Rows from a dataset:
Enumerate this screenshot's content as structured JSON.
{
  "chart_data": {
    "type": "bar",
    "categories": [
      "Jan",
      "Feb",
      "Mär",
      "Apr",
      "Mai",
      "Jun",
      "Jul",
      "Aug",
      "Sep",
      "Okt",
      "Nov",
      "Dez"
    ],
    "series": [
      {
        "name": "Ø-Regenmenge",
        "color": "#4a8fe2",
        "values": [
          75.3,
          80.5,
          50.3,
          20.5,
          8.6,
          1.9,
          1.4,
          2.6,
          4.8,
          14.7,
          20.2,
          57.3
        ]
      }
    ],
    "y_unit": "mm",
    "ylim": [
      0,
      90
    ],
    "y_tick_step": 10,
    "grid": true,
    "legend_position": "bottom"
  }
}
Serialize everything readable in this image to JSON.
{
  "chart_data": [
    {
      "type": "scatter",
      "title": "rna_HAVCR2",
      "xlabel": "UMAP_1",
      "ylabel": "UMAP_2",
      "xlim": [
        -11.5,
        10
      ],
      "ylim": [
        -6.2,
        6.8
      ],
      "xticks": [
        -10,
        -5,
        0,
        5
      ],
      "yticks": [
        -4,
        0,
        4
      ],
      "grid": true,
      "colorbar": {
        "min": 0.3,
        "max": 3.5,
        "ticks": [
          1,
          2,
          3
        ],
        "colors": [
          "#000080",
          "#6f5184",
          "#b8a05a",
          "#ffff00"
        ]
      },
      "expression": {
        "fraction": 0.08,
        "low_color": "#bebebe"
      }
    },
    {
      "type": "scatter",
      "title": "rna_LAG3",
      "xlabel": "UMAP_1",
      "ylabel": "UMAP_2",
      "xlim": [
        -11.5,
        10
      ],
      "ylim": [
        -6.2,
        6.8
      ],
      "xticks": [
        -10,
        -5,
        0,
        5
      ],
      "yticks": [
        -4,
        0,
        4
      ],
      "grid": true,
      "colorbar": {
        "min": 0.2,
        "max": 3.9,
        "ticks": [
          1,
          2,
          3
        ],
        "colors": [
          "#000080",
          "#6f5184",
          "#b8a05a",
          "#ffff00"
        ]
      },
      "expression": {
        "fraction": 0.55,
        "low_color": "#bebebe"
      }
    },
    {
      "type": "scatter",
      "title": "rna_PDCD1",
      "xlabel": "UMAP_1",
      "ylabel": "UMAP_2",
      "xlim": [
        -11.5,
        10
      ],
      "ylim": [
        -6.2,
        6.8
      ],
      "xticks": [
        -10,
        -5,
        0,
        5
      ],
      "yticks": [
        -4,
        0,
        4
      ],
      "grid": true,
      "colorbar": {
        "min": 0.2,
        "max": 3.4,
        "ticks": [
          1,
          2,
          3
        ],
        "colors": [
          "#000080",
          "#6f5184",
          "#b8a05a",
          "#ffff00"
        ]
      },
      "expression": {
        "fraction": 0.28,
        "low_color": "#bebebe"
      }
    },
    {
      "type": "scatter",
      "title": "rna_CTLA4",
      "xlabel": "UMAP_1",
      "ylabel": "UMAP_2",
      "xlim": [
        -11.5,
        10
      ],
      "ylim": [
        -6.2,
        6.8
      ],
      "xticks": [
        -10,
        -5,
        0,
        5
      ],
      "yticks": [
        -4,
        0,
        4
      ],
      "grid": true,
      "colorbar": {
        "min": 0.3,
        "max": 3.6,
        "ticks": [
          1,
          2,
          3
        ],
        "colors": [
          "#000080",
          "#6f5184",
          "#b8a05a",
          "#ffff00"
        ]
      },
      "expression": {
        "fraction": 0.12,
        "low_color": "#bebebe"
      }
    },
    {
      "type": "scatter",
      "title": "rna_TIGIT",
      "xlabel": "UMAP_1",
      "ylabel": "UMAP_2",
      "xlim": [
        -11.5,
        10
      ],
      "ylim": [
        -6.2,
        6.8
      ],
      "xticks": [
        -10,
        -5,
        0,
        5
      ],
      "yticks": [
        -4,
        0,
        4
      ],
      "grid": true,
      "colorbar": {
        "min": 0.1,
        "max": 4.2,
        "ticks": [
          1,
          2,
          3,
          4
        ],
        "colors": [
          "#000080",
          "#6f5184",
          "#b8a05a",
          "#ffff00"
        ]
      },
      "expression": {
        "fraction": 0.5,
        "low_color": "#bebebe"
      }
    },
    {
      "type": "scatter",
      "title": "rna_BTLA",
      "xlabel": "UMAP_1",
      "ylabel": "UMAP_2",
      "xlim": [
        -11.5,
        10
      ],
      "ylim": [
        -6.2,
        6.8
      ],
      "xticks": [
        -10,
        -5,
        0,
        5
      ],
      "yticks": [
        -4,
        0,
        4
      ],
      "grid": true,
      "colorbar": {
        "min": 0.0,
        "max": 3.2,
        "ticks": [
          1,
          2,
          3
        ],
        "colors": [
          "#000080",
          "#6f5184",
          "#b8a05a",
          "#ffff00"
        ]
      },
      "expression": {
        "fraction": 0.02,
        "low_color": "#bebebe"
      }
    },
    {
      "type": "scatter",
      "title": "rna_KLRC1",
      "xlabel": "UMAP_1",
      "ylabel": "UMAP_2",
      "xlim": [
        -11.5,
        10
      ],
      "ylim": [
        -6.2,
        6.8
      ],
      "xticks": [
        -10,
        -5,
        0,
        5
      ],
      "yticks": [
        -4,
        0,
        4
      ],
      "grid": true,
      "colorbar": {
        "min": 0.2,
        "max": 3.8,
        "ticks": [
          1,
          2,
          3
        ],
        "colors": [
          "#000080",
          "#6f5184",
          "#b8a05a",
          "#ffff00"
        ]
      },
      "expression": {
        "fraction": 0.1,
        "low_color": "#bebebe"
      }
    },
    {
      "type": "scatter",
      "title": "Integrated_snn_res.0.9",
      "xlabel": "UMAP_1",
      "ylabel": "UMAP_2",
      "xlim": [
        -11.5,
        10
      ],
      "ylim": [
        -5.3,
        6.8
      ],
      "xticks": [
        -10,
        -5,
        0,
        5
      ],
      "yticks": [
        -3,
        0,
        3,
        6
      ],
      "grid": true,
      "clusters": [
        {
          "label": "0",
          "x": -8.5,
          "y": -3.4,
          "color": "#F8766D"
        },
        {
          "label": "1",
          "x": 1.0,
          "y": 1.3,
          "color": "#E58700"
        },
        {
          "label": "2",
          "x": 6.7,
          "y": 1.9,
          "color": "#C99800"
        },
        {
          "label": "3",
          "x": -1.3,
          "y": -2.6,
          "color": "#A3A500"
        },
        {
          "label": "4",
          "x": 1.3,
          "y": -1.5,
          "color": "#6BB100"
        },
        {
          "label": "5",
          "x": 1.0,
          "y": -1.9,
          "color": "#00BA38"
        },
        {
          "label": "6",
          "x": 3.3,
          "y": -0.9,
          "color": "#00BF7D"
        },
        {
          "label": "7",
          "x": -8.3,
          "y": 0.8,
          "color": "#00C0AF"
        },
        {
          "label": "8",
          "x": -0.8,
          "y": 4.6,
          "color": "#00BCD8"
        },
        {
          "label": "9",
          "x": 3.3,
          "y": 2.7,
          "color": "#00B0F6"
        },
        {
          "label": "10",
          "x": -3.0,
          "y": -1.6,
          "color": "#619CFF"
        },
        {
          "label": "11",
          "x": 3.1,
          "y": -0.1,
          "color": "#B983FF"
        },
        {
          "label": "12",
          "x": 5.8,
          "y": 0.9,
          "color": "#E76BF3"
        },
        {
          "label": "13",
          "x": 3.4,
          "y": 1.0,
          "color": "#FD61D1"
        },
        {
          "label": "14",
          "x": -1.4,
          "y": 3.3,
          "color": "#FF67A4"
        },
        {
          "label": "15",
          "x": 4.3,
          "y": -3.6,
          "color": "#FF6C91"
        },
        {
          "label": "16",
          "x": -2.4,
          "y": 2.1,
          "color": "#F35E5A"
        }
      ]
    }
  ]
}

Task brief:
For each line in the data above that contains the string "this", extract the line.

Complete response:
Enumerate this screenshot's content as structured JSON.
Serialize everything readable in this image to JSON.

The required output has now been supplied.